— Begin Records for the exercise —

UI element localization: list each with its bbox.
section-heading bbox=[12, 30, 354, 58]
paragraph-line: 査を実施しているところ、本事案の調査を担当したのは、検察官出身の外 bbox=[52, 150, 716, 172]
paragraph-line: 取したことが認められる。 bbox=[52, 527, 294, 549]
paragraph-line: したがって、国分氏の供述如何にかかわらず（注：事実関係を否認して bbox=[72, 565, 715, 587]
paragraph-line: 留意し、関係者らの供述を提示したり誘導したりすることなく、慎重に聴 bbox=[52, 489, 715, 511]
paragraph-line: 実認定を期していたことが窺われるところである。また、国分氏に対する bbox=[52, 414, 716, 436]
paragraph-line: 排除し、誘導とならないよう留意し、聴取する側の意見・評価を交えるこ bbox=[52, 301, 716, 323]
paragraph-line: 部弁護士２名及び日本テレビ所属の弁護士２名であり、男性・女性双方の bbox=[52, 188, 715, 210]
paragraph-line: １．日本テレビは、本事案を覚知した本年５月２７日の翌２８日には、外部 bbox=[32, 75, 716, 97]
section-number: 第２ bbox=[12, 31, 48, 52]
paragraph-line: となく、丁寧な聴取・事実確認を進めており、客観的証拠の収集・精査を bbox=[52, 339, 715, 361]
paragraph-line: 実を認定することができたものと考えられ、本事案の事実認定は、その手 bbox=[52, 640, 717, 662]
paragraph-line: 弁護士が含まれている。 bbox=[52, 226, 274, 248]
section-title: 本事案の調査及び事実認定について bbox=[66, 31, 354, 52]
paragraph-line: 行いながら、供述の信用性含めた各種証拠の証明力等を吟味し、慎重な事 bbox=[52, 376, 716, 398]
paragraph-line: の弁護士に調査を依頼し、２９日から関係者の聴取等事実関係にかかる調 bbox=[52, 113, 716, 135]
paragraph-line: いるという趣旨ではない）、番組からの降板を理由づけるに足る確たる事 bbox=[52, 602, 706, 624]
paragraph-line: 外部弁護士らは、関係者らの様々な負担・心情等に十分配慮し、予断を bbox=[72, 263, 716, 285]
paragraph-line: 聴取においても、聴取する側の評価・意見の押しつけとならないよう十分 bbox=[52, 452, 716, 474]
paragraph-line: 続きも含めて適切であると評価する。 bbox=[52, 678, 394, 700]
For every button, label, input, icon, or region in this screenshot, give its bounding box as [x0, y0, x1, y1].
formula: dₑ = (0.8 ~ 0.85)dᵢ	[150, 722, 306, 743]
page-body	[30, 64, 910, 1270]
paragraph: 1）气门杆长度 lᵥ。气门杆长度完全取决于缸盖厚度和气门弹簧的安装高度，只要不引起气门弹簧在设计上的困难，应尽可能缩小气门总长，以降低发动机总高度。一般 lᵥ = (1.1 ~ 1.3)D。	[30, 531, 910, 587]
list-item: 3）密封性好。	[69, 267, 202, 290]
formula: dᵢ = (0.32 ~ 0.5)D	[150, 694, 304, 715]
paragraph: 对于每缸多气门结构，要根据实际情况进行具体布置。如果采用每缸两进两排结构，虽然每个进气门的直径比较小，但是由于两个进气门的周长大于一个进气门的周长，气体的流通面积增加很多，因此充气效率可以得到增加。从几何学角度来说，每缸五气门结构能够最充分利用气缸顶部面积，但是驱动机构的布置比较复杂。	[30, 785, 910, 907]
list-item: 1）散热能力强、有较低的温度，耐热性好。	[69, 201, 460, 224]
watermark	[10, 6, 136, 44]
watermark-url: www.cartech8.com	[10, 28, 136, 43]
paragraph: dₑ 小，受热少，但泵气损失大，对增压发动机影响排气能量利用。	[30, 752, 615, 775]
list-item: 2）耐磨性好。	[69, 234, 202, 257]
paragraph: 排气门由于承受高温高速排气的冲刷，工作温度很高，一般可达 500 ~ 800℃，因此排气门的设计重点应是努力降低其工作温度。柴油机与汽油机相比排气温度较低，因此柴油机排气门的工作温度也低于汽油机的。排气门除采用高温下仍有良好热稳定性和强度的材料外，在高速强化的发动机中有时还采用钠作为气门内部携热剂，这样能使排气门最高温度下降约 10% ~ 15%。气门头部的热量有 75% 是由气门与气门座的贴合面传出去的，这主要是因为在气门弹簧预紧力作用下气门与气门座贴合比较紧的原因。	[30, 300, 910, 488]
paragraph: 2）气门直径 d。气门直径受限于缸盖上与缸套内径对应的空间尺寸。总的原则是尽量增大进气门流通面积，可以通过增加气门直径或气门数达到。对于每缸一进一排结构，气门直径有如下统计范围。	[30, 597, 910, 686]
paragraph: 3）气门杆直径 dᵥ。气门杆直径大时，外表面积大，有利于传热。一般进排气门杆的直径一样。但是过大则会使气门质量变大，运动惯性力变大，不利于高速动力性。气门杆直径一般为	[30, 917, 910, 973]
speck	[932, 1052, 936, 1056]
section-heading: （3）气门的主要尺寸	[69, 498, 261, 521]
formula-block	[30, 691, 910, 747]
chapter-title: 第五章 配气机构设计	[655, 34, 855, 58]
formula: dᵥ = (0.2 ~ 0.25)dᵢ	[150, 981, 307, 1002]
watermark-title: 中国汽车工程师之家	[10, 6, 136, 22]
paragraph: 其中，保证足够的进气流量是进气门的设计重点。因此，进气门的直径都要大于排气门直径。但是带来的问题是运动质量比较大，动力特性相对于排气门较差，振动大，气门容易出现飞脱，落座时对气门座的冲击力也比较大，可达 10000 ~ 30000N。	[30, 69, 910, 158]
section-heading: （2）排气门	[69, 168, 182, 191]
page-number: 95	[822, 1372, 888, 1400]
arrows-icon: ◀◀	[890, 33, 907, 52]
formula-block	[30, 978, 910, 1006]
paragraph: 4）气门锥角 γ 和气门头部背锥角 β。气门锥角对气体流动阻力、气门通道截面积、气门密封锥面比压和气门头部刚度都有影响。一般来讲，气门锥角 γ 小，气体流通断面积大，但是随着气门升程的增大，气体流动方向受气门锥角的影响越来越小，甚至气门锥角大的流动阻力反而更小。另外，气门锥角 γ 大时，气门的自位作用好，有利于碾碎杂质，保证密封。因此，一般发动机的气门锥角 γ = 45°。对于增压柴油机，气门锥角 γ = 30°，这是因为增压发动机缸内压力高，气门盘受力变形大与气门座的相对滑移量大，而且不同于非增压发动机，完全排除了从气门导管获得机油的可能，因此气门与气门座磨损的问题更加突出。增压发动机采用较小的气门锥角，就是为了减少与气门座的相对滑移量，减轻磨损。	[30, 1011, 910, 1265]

— End Records for the exercise —

Extract, unchanged, the lines running from the start of the records through the line that contains "640, 717, 662]", with both of those lines included.

Response below:
UI element localization: list each with its bbox.
section-heading bbox=[12, 30, 354, 58]
paragraph-line: 査を実施しているところ、本事案の調査を担当したのは、検察官出身の外 bbox=[52, 150, 716, 172]
paragraph-line: 取したことが認められる。 bbox=[52, 527, 294, 549]
paragraph-line: したがって、国分氏の供述如何にかかわらず（注：事実関係を否認して bbox=[72, 565, 715, 587]
paragraph-line: 留意し、関係者らの供述を提示したり誘導したりすることなく、慎重に聴 bbox=[52, 489, 715, 511]
paragraph-line: 実認定を期していたことが窺われるところである。また、国分氏に対する bbox=[52, 414, 716, 436]
paragraph-line: 排除し、誘導とならないよう留意し、聴取する側の意見・評価を交えるこ bbox=[52, 301, 716, 323]
paragraph-line: 部弁護士２名及び日本テレビ所属の弁護士２名であり、男性・女性双方の bbox=[52, 188, 715, 210]
paragraph-line: １．日本テレビは、本事案を覚知した本年５月２７日の翌２８日には、外部 bbox=[32, 75, 716, 97]
section-number: 第２ bbox=[12, 31, 48, 52]
paragraph-line: となく、丁寧な聴取・事実確認を進めており、客観的証拠の収集・精査を bbox=[52, 339, 715, 361]
paragraph-line: 実を認定することができたものと考えられ、本事案の事実認定は、その手 bbox=[52, 640, 717, 662]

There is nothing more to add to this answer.